> _Dataset listings of figures_:
* * *
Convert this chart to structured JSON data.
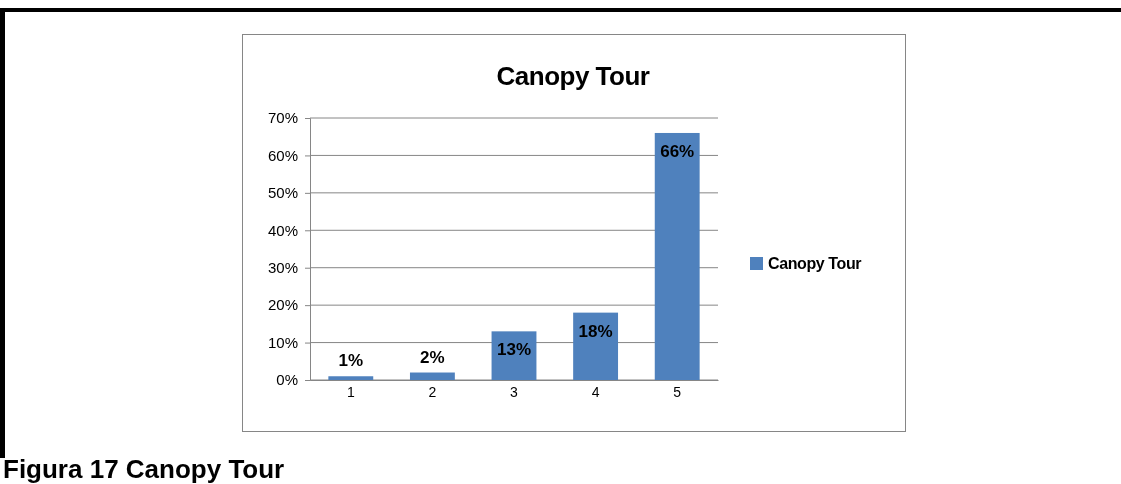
{
  "chart_data": {
    "type": "bar",
    "title": "Canopy Tour",
    "categories": [
      "1",
      "2",
      "3",
      "4",
      "5"
    ],
    "series": [
      {
        "name": "Canopy Tour",
        "color": "#4f81bd",
        "values": [
          1,
          2,
          13,
          18,
          66
        ],
        "value_labels": [
          "1%",
          "2%",
          "13%",
          "18%",
          "66%"
        ]
      }
    ],
    "ylim": [
      0,
      70
    ],
    "yticks": [
      {
        "value": 0,
        "label": "0%"
      },
      {
        "value": 10,
        "label": "10%"
      },
      {
        "value": 20,
        "label": "20%"
      },
      {
        "value": 30,
        "label": "30%"
      },
      {
        "value": 40,
        "label": "40%"
      },
      {
        "value": 50,
        "label": "50%"
      },
      {
        "value": 60,
        "label": "60%"
      },
      {
        "value": 70,
        "label": "70%"
      }
    ],
    "grid": "y",
    "legend": "right",
    "annotations": [
      "Figura 17 Canopy Tour"
    ]
  }
}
* * *
> _Work to be completed_:
What is the number of lines in the data above that include the word "Canopy"? Answer with that number only.

> _Answer to this task_:
3